Extract from the listing each line in which the word "your" appears.

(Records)
= = = = = = =

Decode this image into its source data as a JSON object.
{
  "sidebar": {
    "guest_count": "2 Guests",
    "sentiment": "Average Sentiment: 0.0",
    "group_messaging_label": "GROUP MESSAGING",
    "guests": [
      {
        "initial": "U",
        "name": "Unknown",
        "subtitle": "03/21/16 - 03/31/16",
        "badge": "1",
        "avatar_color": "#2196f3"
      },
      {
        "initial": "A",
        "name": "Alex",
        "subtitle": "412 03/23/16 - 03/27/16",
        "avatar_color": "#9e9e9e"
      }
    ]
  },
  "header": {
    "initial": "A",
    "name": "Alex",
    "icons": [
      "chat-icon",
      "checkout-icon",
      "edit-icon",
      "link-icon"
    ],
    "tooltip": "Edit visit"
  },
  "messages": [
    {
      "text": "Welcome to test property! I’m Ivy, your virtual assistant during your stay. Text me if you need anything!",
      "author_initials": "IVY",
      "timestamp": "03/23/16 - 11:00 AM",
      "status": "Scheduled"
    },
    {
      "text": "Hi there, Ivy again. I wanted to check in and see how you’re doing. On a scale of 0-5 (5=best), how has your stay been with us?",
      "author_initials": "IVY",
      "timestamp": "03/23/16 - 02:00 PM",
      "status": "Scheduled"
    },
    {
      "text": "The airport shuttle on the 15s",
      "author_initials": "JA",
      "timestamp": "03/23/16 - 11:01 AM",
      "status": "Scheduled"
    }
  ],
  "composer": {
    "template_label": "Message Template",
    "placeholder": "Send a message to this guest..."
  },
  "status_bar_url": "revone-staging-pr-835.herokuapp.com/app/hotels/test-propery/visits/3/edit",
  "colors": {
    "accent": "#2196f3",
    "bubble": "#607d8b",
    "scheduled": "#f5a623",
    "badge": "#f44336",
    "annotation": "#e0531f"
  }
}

= = = = = = =

◆ EXERCISE OUTPUT ◆
      "text": "Welcome to test property! I’m Ivy, your virtual assistant during your stay. Text me if you need anything!",
      "text": "Hi there, Ivy again. I wanted to check in and see how you’re doing. On a scale of 0-5 (5=best), how has your stay been with us?",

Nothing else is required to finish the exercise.